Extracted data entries
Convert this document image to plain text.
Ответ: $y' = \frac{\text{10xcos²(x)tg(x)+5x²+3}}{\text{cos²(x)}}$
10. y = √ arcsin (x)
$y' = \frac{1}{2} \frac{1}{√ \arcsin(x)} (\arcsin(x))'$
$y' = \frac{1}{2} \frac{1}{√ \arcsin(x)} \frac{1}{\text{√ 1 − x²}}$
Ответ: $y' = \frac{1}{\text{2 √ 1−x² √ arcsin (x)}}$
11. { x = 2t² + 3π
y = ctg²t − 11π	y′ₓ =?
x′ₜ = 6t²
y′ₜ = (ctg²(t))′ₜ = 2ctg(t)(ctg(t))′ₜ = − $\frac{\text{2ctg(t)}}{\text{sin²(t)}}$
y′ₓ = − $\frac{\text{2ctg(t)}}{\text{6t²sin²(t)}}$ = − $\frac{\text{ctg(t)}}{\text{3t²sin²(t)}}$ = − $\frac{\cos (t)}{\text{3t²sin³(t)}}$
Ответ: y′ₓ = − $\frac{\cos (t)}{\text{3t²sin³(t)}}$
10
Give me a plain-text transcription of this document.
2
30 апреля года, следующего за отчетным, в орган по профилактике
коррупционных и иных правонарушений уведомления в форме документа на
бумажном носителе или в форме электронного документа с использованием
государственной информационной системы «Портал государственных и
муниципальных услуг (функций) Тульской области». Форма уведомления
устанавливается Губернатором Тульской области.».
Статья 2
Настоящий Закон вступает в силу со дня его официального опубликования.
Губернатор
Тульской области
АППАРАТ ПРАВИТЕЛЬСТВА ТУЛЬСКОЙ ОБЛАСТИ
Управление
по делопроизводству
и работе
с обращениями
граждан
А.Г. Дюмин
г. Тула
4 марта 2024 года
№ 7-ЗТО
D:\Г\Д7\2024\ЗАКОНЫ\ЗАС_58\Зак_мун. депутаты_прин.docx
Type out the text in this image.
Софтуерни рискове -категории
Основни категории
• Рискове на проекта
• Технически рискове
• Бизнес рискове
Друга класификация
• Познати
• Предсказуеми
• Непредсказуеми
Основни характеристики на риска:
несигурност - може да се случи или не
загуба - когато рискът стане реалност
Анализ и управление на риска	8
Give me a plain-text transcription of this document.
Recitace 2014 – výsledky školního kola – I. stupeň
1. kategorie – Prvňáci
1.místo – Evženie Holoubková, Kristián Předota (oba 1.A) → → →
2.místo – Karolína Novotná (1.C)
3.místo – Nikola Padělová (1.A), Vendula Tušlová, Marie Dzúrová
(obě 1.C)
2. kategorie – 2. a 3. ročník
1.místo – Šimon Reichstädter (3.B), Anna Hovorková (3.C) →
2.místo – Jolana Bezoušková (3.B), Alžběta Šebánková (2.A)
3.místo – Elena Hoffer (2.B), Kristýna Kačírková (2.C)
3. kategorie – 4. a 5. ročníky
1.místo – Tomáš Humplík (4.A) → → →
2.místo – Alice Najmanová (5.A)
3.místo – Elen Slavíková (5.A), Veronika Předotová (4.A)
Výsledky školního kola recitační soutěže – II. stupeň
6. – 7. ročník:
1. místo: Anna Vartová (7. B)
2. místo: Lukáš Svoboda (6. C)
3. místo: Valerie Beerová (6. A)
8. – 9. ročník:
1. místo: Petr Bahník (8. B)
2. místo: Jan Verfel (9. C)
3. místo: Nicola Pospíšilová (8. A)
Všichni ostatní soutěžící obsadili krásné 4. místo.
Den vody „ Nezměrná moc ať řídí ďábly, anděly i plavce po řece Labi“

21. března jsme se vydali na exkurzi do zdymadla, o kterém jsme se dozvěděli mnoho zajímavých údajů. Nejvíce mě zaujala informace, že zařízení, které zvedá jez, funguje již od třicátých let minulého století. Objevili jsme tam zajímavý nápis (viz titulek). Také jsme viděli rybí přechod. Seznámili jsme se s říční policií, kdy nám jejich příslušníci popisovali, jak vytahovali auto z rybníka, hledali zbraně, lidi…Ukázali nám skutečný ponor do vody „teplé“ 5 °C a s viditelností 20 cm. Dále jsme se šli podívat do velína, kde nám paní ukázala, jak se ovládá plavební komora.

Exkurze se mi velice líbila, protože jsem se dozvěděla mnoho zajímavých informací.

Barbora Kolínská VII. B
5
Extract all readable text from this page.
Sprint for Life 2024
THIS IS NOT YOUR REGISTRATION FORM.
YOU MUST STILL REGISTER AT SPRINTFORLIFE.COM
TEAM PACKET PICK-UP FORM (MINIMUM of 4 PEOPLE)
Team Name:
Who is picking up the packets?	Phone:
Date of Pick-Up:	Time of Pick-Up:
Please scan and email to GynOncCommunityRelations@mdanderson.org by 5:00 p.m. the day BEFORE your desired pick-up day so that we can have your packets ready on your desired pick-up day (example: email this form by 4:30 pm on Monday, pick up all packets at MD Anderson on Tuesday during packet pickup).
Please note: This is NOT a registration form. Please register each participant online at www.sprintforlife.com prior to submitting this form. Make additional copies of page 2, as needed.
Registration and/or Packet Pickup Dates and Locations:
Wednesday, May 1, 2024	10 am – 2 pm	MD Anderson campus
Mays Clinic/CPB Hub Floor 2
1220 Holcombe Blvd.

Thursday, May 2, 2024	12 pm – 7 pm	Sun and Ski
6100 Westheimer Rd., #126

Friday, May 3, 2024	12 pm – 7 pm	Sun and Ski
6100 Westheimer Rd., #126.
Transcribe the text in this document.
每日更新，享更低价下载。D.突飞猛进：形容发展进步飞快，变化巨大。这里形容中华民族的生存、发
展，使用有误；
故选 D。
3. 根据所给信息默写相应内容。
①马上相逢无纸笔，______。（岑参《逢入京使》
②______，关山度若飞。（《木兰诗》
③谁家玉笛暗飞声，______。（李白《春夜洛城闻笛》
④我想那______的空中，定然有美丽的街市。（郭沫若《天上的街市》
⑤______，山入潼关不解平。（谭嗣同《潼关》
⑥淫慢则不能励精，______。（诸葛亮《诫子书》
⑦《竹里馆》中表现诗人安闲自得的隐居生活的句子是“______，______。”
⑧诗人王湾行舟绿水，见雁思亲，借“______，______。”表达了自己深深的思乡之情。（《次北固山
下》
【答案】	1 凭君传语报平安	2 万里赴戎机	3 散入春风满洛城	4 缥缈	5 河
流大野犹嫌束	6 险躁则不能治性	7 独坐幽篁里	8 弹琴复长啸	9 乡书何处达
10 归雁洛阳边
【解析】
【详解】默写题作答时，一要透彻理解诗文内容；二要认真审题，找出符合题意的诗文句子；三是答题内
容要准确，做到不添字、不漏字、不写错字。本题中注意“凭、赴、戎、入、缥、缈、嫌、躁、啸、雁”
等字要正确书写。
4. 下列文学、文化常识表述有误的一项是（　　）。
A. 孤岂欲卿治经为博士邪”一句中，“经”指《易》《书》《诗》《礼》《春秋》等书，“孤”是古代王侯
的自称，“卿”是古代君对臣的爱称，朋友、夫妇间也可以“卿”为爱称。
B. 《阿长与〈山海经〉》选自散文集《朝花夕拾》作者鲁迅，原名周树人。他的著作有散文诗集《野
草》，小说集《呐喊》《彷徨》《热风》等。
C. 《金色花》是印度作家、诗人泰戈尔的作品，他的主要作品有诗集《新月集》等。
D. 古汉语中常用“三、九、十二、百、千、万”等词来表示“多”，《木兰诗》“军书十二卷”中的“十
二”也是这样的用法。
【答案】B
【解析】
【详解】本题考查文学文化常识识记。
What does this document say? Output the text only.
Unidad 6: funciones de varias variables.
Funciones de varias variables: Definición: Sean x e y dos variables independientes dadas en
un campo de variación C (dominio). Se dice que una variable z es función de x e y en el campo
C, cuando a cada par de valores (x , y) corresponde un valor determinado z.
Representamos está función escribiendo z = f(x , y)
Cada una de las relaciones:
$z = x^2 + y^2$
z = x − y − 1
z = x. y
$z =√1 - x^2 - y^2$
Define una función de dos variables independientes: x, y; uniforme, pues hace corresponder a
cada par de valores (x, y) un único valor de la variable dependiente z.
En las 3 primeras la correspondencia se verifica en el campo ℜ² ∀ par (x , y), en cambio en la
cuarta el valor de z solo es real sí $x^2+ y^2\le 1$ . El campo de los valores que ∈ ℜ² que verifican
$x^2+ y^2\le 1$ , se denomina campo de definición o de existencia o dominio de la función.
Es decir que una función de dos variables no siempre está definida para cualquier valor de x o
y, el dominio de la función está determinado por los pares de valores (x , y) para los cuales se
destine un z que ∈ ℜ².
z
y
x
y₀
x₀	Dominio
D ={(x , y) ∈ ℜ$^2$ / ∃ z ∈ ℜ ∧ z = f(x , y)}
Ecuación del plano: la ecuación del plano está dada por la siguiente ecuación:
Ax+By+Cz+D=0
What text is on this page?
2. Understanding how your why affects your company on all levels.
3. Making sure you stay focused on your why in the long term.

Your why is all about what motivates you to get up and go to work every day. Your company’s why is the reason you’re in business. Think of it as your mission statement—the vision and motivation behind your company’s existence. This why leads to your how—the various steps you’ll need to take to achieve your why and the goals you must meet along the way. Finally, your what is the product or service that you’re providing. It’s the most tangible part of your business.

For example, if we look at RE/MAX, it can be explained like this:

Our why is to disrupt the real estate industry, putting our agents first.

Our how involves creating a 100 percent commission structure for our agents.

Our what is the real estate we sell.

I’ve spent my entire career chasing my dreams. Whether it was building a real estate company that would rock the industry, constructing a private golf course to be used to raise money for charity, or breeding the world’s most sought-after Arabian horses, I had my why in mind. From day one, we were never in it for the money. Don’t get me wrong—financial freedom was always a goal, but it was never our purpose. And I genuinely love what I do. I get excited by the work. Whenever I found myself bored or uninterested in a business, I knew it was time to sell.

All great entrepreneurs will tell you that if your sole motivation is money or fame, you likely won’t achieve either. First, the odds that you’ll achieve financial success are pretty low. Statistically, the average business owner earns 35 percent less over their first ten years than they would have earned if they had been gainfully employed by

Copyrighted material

> **WHAT TO DO**: Check every line of the data, and copy the ones that contain "para".

> **SOLVED PROBLEM**:
Es decir que una función de dos variables no siempre está definida para cualquier valor de x o
y, el dominio de la función está determinado por los pares de valores (x , y) para los cuales se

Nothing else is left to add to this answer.